Entries taken from a collection:
>> START

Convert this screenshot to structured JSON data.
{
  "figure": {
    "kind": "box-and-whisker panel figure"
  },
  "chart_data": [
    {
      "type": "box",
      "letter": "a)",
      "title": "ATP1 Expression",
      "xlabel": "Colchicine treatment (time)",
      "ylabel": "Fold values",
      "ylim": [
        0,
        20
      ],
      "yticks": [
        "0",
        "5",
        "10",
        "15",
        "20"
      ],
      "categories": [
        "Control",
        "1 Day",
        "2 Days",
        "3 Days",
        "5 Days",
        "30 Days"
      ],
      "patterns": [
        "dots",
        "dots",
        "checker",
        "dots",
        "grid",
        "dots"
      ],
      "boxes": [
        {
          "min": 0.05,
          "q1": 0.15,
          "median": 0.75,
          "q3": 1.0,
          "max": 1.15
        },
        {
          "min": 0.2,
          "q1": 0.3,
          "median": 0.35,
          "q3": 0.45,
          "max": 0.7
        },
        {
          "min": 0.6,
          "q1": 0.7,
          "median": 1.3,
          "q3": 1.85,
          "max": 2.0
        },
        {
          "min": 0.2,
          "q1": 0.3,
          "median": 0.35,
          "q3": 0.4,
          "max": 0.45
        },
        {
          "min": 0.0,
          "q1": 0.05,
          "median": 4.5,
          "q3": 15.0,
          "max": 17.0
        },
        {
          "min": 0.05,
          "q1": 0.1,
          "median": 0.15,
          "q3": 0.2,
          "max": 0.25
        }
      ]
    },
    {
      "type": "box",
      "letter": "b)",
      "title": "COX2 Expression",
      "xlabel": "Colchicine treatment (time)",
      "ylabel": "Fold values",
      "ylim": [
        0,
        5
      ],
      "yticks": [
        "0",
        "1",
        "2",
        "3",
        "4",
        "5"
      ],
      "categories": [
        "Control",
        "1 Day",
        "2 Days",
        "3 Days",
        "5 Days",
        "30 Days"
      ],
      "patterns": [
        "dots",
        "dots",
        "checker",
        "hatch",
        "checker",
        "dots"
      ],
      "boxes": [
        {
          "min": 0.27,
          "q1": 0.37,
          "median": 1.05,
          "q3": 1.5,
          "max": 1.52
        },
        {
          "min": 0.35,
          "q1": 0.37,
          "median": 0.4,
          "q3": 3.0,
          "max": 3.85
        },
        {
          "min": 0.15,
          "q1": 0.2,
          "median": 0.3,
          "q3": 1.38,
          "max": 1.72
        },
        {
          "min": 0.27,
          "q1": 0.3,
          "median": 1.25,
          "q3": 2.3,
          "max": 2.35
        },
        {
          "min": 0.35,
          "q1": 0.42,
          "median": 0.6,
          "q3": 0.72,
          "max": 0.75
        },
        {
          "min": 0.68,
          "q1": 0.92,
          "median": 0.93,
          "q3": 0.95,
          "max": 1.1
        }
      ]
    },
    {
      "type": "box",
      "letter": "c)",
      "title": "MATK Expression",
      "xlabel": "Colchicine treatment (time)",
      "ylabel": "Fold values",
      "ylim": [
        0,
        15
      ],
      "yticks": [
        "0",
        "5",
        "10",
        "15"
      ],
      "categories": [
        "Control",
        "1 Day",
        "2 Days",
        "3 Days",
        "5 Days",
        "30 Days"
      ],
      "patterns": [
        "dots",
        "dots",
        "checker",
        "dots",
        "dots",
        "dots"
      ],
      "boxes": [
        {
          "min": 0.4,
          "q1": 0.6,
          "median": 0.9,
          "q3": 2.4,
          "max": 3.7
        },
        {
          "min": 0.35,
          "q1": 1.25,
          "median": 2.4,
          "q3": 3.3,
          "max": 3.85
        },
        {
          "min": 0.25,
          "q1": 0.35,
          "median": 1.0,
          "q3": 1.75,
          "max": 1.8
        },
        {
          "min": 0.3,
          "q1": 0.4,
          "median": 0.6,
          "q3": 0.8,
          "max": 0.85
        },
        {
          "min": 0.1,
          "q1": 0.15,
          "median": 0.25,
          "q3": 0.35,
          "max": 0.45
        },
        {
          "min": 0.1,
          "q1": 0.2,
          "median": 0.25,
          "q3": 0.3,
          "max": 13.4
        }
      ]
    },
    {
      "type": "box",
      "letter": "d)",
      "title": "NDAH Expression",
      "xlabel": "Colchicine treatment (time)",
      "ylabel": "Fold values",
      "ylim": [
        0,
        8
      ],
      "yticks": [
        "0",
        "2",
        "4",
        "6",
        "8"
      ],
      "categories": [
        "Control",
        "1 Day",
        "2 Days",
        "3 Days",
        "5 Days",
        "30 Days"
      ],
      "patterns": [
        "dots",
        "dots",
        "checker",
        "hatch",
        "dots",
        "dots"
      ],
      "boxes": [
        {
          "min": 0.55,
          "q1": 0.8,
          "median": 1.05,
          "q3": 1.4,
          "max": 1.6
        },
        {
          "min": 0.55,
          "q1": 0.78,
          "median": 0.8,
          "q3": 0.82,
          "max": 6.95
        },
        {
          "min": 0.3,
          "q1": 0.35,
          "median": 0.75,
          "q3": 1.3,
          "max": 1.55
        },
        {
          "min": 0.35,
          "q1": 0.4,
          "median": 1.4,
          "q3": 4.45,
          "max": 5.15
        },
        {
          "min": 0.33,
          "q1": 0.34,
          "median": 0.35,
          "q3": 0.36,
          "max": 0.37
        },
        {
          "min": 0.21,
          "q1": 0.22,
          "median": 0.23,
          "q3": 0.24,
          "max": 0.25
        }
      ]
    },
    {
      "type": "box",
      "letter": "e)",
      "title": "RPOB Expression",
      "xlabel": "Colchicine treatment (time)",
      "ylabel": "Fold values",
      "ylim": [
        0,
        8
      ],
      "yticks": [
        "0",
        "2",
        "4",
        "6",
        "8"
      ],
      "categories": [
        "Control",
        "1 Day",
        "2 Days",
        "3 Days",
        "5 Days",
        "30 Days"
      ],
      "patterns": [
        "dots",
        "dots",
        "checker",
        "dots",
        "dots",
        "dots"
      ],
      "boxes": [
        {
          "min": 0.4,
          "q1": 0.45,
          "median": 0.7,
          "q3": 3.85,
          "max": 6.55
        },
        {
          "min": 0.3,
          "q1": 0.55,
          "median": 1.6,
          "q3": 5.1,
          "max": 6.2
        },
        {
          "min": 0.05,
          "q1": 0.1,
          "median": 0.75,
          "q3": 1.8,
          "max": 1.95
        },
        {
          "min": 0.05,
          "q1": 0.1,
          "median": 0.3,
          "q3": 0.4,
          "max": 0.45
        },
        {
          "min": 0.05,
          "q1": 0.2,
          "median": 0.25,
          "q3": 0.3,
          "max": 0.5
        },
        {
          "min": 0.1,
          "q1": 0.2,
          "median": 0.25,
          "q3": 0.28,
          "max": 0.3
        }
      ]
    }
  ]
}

>> END

Problem to work on
Could you quote the material above in full, exactly as it stands?

Reply
Convert this screenshot to structured JSON data.
{
  "figure": {
    "kind": "box-and-whisker panel figure"
  },
  "chart_data": [
    {
      "type": "box",
      "letter": "a)",
      "title": "ATP1 Expression",
      "xlabel": "Colchicine treatment (time)",
      "ylabel": "Fold values",
      "ylim": [
        0,
        20
      ],
      "yticks": [
        "0",
        "5",
        "10",
        "15",
        "20"
      ],
      "categories": [
        "Control",
        "1 Day",
        "2 Days",
        "3 Days",
        "5 Days",
        "30 Days"
      ],
      "patterns": [
        "dots",
        "dots",
        "checker",
        "dots",
        "grid",
        "dots"
      ],
      "boxes": [
        {
          "min": 0.05,
          "q1": 0.15,
          "median": 0.75,
          "q3": 1.0,
          "max": 1.15
        },
        {
          "min": 0.2,
          "q1": 0.3,
          "median": 0.35,
          "q3": 0.45,
          "max": 0.7
        },
        {
          "min": 0.6,
          "q1": 0.7,
          "median": 1.3,
          "q3": 1.85,
          "max": 2.0
        },
        {
          "min": 0.2,
          "q1": 0.3,
          "median": 0.35,
          "q3": 0.4,
          "max": 0.45
        },
        {
          "min": 0.0,
          "q1": 0.05,
          "median": 4.5,
          "q3": 15.0,
          "max": 17.0
        },
        {
          "min": 0.05,
          "q1": 0.1,
          "median": 0.15,
          "q3": 0.2,
          "max": 0.25
        }
      ]
    },
    {
      "type": "box",
      "letter": "b)",
      "title": "COX2 Expression",
      "xlabel": "Colchicine treatment (time)",
      "ylabel": "Fold values",
      "ylim": [
        0,
        5
      ],
      "yticks": [
        "0",
        "1",
        "2",
        "3",
        "4",
        "5"
      ],
      "categories": [
        "Control",
        "1 Day",
        "2 Days",
        "3 Days",
        "5 Days",
        "30 Days"
      ],
      "patterns": [
        "dots",
        "dots",
        "checker",
        "hatch",
        "checker",
        "dots"
      ],
      "boxes": [
        {
          "min": 0.27,
          "q1": 0.37,
          "median": 1.05,
          "q3": 1.5,
          "max": 1.52
        },
        {
          "min": 0.35,
          "q1": 0.37,
          "median": 0.4,
          "q3": 3.0,
          "max": 3.85
        },
        {
          "min": 0.15,
          "q1": 0.2,
          "median": 0.3,
          "q3": 1.38,
          "max": 1.72
        },
        {
          "min": 0.27,
          "q1": 0.3,
          "median": 1.25,
          "q3": 2.3,
          "max": 2.35
        },
        {
          "min": 0.35,
          "q1": 0.42,
          "median": 0.6,
          "q3": 0.72,
          "max": 0.75
        },
        {
          "min": 0.68,
          "q1": 0.92,
          "median": 0.93,
          "q3": 0.95,
          "max": 1.1
        }
      ]
    },
    {
      "type": "box",
      "letter": "c)",
      "title": "MATK Expression",
      "xlabel": "Colchicine treatment (time)",
      "ylabel": "Fold values",
      "ylim": [
        0,
        15
      ],
      "yticks": [
        "0",
        "5",
        "10",
        "15"
      ],
      "categories": [
        "Control",
        "1 Day",
        "2 Days",
        "3 Days",
        "5 Days",
        "30 Days"
      ],
      "patterns": [
        "dots",
        "dots",
        "checker",
        "dots",
        "dots",
        "dots"
      ],
      "boxes": [
        {
          "min": 0.4,
          "q1": 0.6,
          "median": 0.9,
          "q3": 2.4,
          "max": 3.7
        },
        {
          "min": 0.35,
          "q1": 1.25,
          "median": 2.4,
          "q3": 3.3,
          "max": 3.85
        },
        {
          "min": 0.25,
          "q1": 0.35,
          "median": 1.0,
          "q3": 1.75,
          "max": 1.8
        },
        {
          "min": 0.3,
          "q1": 0.4,
          "median": 0.6,
          "q3": 0.8,
          "max": 0.85
        },
        {
          "min": 0.1,
          "q1": 0.15,
          "median": 0.25,
          "q3": 0.35,
          "max": 0.45
        },
        {
          "min": 0.1,
          "q1": 0.2,
          "median": 0.25,
          "q3": 0.3,
          "max": 13.4
        }
      ]
    },
    {
      "type": "box",
      "letter": "d)",
      "title": "NDAH Expression",
      "xlabel": "Colchicine treatment (time)",
      "ylabel": "Fold values",
      "ylim": [
        0,
        8
      ],
      "yticks": [
        "0",
        "2",
        "4",
        "6",
        "8"
      ],
      "categories": [
        "Control",
        "1 Day",
        "2 Days",
        "3 Days",
        "5 Days",
        "30 Days"
      ],
      "patterns": [
        "dots",
        "dots",
        "checker",
        "hatch",
        "dots",
        "dots"
      ],
      "boxes": [
        {
          "min": 0.55,
          "q1": 0.8,
          "median": 1.05,
          "q3": 1.4,
          "max": 1.6
        },
        {
          "min": 0.55,
          "q1": 0.78,
          "median": 0.8,
          "q3": 0.82,
          "max": 6.95
        },
        {
          "min": 0.3,
          "q1": 0.35,
          "median": 0.75,
          "q3": 1.3,
          "max": 1.55
        },
        {
          "min": 0.35,
          "q1": 0.4,
          "median": 1.4,
          "q3": 4.45,
          "max": 5.15
        },
        {
          "min": 0.33,
          "q1": 0.34,
          "median": 0.35,
          "q3": 0.36,
          "max": 0.37
        },
        {
          "min": 0.21,
          "q1": 0.22,
          "median": 0.23,
          "q3": 0.24,
          "max": 0.25
        }
      ]
    },
    {
      "type": "box",
      "letter": "e)",
      "title": "RPOB Expression",
      "xlabel": "Colchicine treatment (time)",
      "ylabel": "Fold values",
      "ylim": [
        0,
        8
      ],
      "yticks": [
        "0",
        "2",
        "4",
        "6",
        "8"
      ],
      "categories": [
        "Control",
        "1 Day",
        "2 Days",
        "3 Days",
        "5 Days",
        "30 Days"
      ],
      "patterns": [
        "dots",
        "dots",
        "checker",
        "dots",
        "dots",
        "dots"
      ],
      "boxes": [
        {
          "min": 0.4,
          "q1": 0.45,
          "median": 0.7,
          "q3": 3.85,
          "max": 6.55
        },
        {
          "min": 0.3,
          "q1": 0.55,
          "median": 1.6,
          "q3": 5.1,
          "max": 6.2
        },
        {
          "min": 0.05,
          "q1": 0.1,
          "median": 0.75,
          "q3": 1.8,
          "max": 1.95
        },
        {
          "min": 0.05,
          "q1": 0.1,
          "median": 0.3,
          "q3": 0.4,
          "max": 0.45
        },
        {
          "min": 0.05,
          "q1": 0.2,
          "median": 0.25,
          "q3": 0.3,
          "max": 0.5
        },
        {
          "min": 0.1,
          "q1": 0.2,
          "median": 0.25,
          "q3": 0.28,
          "max": 0.3
        }
      ]
    }
  ]
}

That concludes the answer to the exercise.